- _THE EXERCISE_
Lines that hold the word "производителя" should be located and copied.

- _ITEMS_
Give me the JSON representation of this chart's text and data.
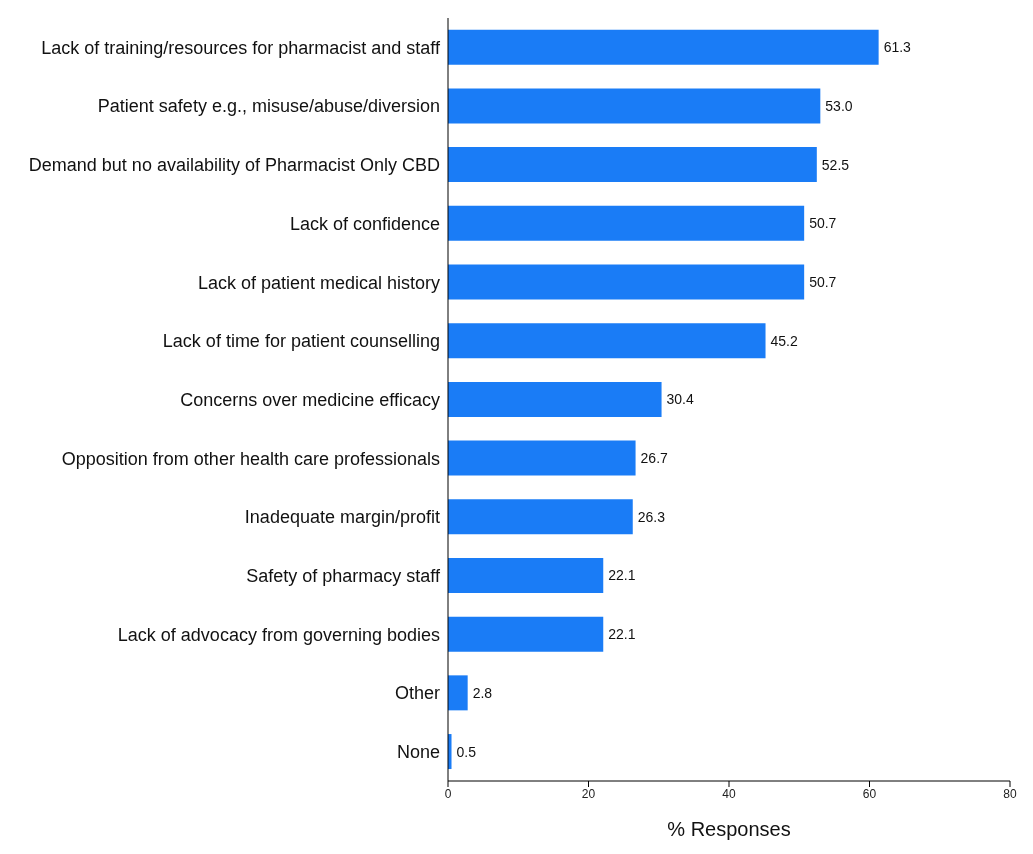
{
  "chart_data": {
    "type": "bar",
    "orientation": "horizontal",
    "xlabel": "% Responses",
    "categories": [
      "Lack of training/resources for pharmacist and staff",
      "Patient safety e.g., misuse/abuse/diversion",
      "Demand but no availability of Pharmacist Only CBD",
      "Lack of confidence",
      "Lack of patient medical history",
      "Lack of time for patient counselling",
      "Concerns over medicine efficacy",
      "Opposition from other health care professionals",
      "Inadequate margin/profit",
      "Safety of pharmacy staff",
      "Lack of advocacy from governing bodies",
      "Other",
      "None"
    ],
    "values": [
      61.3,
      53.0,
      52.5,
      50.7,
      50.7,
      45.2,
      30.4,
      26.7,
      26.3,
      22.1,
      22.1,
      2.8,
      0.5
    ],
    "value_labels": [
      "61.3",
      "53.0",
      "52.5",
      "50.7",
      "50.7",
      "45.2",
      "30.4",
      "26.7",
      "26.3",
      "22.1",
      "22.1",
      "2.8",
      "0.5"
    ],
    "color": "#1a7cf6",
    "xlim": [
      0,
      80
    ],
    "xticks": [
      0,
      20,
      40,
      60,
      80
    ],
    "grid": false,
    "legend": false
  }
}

...

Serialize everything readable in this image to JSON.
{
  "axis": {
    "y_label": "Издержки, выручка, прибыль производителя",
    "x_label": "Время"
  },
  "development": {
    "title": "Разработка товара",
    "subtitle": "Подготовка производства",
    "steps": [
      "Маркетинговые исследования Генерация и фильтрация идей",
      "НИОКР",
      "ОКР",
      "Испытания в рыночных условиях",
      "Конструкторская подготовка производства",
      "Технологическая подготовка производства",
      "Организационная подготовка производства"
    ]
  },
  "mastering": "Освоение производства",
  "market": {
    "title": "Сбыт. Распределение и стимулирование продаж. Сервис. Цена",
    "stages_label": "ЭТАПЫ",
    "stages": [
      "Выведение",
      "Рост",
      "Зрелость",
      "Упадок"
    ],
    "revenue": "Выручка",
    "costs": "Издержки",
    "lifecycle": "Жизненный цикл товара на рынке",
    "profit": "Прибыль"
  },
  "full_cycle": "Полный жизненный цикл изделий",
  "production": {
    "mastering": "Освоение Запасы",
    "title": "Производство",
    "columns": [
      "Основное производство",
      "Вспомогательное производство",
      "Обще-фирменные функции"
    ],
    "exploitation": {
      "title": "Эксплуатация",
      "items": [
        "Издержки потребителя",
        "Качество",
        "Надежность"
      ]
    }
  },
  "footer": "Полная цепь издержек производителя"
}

- _SOLUTION TO THE EXERCISE_
    "y_label": "Издержки, выручка, прибыль производителя",
  "footer": "Полная цепь издержек производителя"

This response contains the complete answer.